| Exercise instructions |
Locate each line of the material that contains "JSON", then return it.

| Extracted material |
══════

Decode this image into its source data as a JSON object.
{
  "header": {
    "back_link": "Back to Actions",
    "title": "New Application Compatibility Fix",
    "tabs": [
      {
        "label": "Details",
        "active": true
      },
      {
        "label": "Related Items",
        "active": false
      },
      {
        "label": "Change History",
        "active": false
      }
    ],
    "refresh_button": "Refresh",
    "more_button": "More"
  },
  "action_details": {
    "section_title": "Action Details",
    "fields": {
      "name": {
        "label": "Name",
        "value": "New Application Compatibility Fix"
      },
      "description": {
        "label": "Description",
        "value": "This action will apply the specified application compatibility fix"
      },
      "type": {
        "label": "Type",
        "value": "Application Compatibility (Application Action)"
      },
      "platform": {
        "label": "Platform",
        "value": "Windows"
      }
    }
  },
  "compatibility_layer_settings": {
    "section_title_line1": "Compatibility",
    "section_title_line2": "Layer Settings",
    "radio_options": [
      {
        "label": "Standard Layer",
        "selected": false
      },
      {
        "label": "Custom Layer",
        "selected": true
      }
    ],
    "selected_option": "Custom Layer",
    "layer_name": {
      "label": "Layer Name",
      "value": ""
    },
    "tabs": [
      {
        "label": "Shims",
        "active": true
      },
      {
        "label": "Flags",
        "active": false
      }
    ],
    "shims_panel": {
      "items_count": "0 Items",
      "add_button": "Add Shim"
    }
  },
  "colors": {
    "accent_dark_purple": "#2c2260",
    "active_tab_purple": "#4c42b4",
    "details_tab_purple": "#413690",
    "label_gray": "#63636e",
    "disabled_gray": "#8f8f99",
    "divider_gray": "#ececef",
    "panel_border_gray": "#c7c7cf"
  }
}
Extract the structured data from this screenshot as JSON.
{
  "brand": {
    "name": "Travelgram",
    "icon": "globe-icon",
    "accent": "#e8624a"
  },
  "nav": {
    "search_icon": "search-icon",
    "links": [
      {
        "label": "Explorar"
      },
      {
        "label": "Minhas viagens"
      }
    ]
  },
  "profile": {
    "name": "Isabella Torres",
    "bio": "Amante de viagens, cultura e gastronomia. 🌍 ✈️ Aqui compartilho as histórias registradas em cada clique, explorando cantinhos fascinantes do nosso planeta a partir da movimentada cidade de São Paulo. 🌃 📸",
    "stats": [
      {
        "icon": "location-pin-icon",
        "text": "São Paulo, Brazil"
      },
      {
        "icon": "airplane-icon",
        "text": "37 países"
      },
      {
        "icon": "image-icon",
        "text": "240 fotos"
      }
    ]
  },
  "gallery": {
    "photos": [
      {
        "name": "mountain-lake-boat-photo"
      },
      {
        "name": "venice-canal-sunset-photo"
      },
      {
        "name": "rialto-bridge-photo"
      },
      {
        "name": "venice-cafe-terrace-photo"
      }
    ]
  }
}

══════

| Output of the task |
Decode this image into its source data as a JSON object.
Extract the structured data from this screenshot as JSON.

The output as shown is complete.